▶ Text shown:
════════════════
More broadly, how do you assess the roles of the national AFT, and the [ National Education Association], in the fight over education reform? Are there transformations that you want to see within those unions?
The teachers across America are being crushed… Experienced teachers, veteran teachers, excellent teachers, are feeling that it’s not a profession anymore — it’s just become a testing technician. It’s not the job they signed on for.
I was in North Carolina a couple of weeks ago — they’re having a massive brain drain of teachers. Florida just released the results of their teacher evaluations, and almost half of their Teachers of the Year were called “ineffective teachers.” I mean, there comes a point where, who would want to be a teacher in this country?
So I’d like to see the NEA in particular become more outspoken. I think Randi’s quite outspoken. But what’s happening at the state level is a nightmare for teachers, and for the teaching profession. What’s happening with federal policy is part of what’s encouraging an assault on the teaching profession.
════════════════
▶ Given information:
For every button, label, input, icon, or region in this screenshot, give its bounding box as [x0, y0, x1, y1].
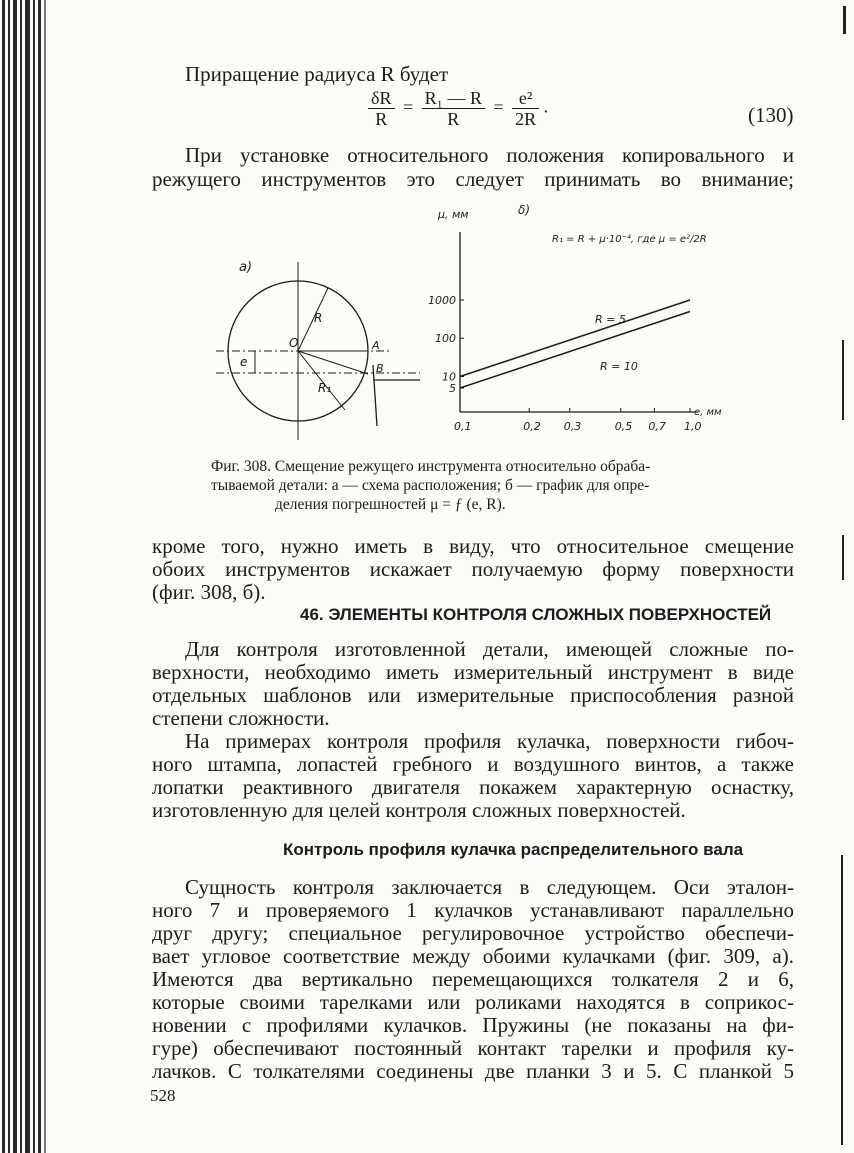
════════════════
▶ Directions for this task: Reproduce verbatim the portion of the education reform interview starting with "I was in North" and going on through "on the teaching profession.". Work only from the education reform interview.

▶ Output of the task:
I was in North Carolina a couple of weeks ago — they’re having a massive brain drain of teachers. Florida just released the results of their teacher evaluations, and almost half of their Teachers of the Year were called “ineffective teachers.” I mean, there comes a point where, who would want to be a teacher in this country?
So I’d like to see the NEA in particular become more outspoken. I think Randi’s quite outspoken. But what’s happening at the state level is a nightmare for teachers, and for the teaching profession. What’s happening with federal policy is part of what’s encouraging an assault on the teaching profession.